PROBLEMS AND TASKS:
#1 List every line of source code quoted in the forum excerpt on null-pointer checks.
#2 Present the records from the line with "x-tick-label: 1992 [214, 533, 238, 545]" to the line with "y-tick-label: 30,0 [53, 305, 74, 317]" as a Markdown table with columns Row and Entry, numbering each line and leaving out blank lines.

PASSAGE GIVEN:
:::
Yes, but there are cases where the compiler can determine that the
pointer is ALWAYS null or not-null, and remove code that would execute
otherwise. For example:

*pointer = 42;
if(pointer == 0)
throw NullPointerException;

is known never to throw the exception!

Yes, that's static optimisation. Nothing wrong with that.
However, the posting I was commenting explicitely described
something different:

This would mean nothing else than the compiler removing
nullpointer checks solely on the grounds that a nullpointer
cannot be de-referenced legally. So the compiler would see a
pointer dereference, and decide "then it can't be null anyway,
since it's used later". And that's just bull, sorry.

Yes, if there's an unconditional pointer dereference and
_afterwards_ a check for null, the compiler could take this as a
hint that said pointer has been checked for null before the first
dereference and thus remove the superfluous check. So if you had
something like this:

MyType& obj = *pointer;
if (!pointer)
:::
Labeled region entries:
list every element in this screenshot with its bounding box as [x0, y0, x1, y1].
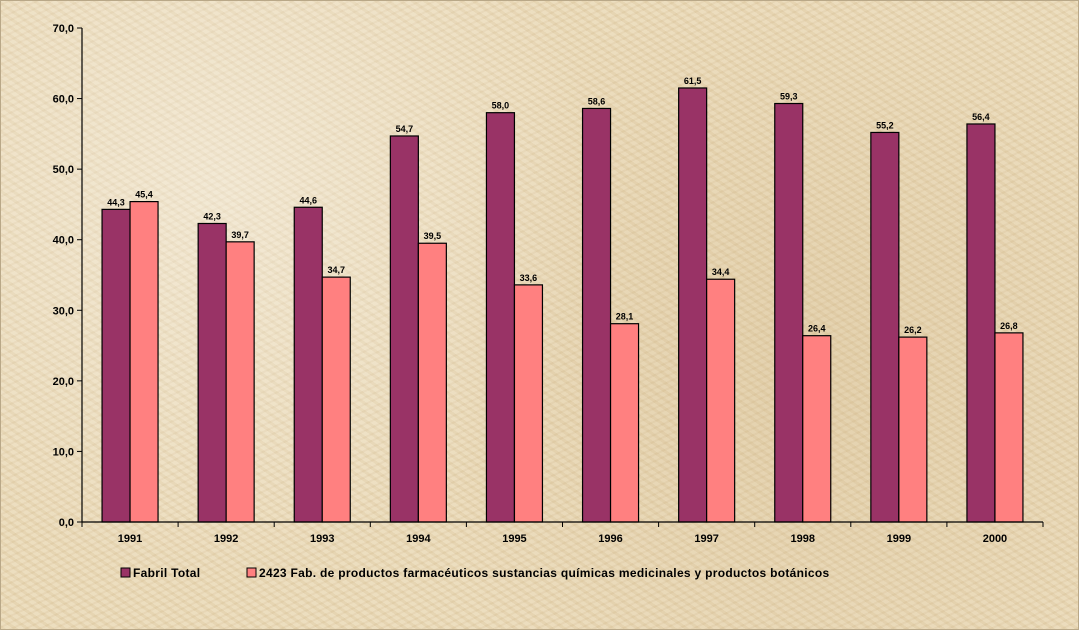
x-tick-label: 1992 [214, 533, 238, 545]
data-label: 58,0 [492, 101, 510, 111]
x-tick-label: 1999 [887, 533, 911, 545]
data-label: 44,3 [107, 197, 125, 207]
data-label: 56,4 [972, 112, 990, 122]
data-label: 42,3 [203, 211, 221, 221]
y-tick-label: 40,0 [53, 235, 74, 247]
data-label: 28,1 [616, 312, 634, 322]
data-label: 61,5 [684, 76, 702, 86]
y-tick-label: 20,0 [53, 376, 74, 388]
bar-2423-1995 [513, 284, 544, 523]
data-label: 34,7 [327, 265, 345, 275]
legend-label-2423: 2423 Fab. de productos farmacéuticos sus… [259, 566, 830, 580]
bar-fabril-total-2000 [966, 123, 996, 523]
y-tick-label: 30,0 [53, 305, 74, 317]
data-labels: 44,3 45,4 42,3 39,7 44,6 34,7 54,7 39,5 58,0 33,6… [107, 76, 1017, 335]
bar-fabril-total-1997 [678, 87, 708, 523]
x-tick-label: 1995 [502, 533, 526, 545]
bar-2423-1993 [321, 276, 351, 523]
x-tick-label: 1996 [598, 533, 622, 545]
bar-fabril-total-1994 [389, 135, 419, 523]
data-label: 44,6 [299, 195, 317, 205]
bar-2423-1998 [802, 335, 832, 523]
y-tick-label: 70,0 [53, 23, 74, 35]
bar-fabril-total-1992 [197, 222, 227, 523]
data-label: 45,4 [135, 190, 153, 200]
bar-fabril-total-1998 [774, 102, 804, 523]
y-axis-tick-labels: 0,0 10,0 20,0 30,0 40,0 50,0 60,0 70,0 [53, 23, 74, 529]
bars [101, 87, 1024, 523]
data-label: 26,8 [1000, 321, 1018, 331]
x-tick-label: 1998 [791, 533, 815, 545]
data-label: 55,2 [876, 120, 894, 130]
bar-2423-1992 [225, 241, 255, 523]
legend-swatch-2423 [246, 567, 257, 578]
x-tick-label: 2000 [983, 533, 1007, 545]
data-label: 34,4 [712, 267, 730, 277]
bar-fabril-total-1996 [581, 107, 612, 523]
y-tick-label: 0,0 [59, 517, 74, 529]
legend-swatch-fabril-total [120, 567, 131, 578]
data-label: 54,7 [396, 124, 414, 134]
x-tick-label: 1994 [406, 533, 431, 545]
data-label: 58,6 [588, 96, 606, 106]
x-tick-label: 1991 [118, 533, 142, 545]
legend-label-fabril-total: Fabril Total [133, 566, 200, 580]
x-axis-tick-labels: 1991 1992 1993 1994 1995 1996 1997 1998 1999 2000 [118, 533, 1007, 545]
bar-2423-1996 [609, 323, 640, 523]
bar-2423-1999 [898, 336, 928, 523]
bar-2423-1994 [417, 242, 447, 523]
data-label: 39,5 [424, 231, 442, 241]
data-label: 33,6 [520, 273, 538, 283]
bar-2423-1991 [129, 201, 159, 523]
bar-fabril-total-1999 [870, 131, 900, 523]
legend: Fabril Total 2423 Fab. de productos farm… [120, 566, 830, 580]
data-label: 26,4 [808, 324, 826, 334]
x-tick-label: 1993 [310, 533, 334, 545]
bar-fabril-total-1995 [485, 112, 516, 523]
x-tick-label: 1997 [694, 533, 718, 545]
data-label: 59,3 [780, 92, 798, 102]
y-tick-label: 10,0 [53, 446, 74, 458]
y-tick-label: 50,0 [53, 164, 74, 176]
y-tick-label: 60,0 [53, 94, 74, 106]
axes [77, 27, 1044, 527]
data-label: 39,7 [231, 230, 249, 240]
bar-fabril-total-1991 [101, 208, 131, 523]
bar-fabril-total-1993 [293, 206, 323, 523]
bar-2423-2000 [994, 332, 1024, 523]
data-label: 26,2 [904, 325, 922, 335]
bar-2423-1997 [706, 278, 736, 523]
:::
ANSWERS TO THE PROBLEMS:
#1
- *pointer = 42;
- if(pointer == 0)
- throw NullPointerException;
- MyType& obj = *pointer;
- if (!pointer)

#2
| Row | Entry |
|---|---|
| 1 | x-tick-label: 1992 [214, 533, 238, 545] |
| 2 | data-label: 58,0 [492, 101, 510, 111] |
| 3 | x-tick-label: 1999 [887, 533, 911, 545] |
| 4 | data-label: 44,3 [107, 197, 125, 207] |
| 5 | data-label: 56,4 [972, 112, 990, 122] |
| 6 | data-label: 42,3 [203, 211, 221, 221] |
| 7 | y-tick-label: 40,0 [53, 235, 74, 247] |
| 8 | data-label: 28,1 [616, 312, 634, 322] |
| 9 | data-label: 61,5 [684, 76, 702, 86] |
| 10 | y-tick-label: 20,0 [53, 376, 74, 388] |
| 11 | bar-2423-1995 [513, 284, 544, 523] |
| 12 | data-label: 34,7 [327, 265, 345, 275] |
| 13 | legend-label-2423: 2423 Fab. de productos farmacéuticos sus… [259, 566, 830, 580] |
| 14 | bar-fabril-total-2000 [966, 123, 996, 523] |
| 15 | y-tick-label: 30,0 [53, 305, 74, 317] |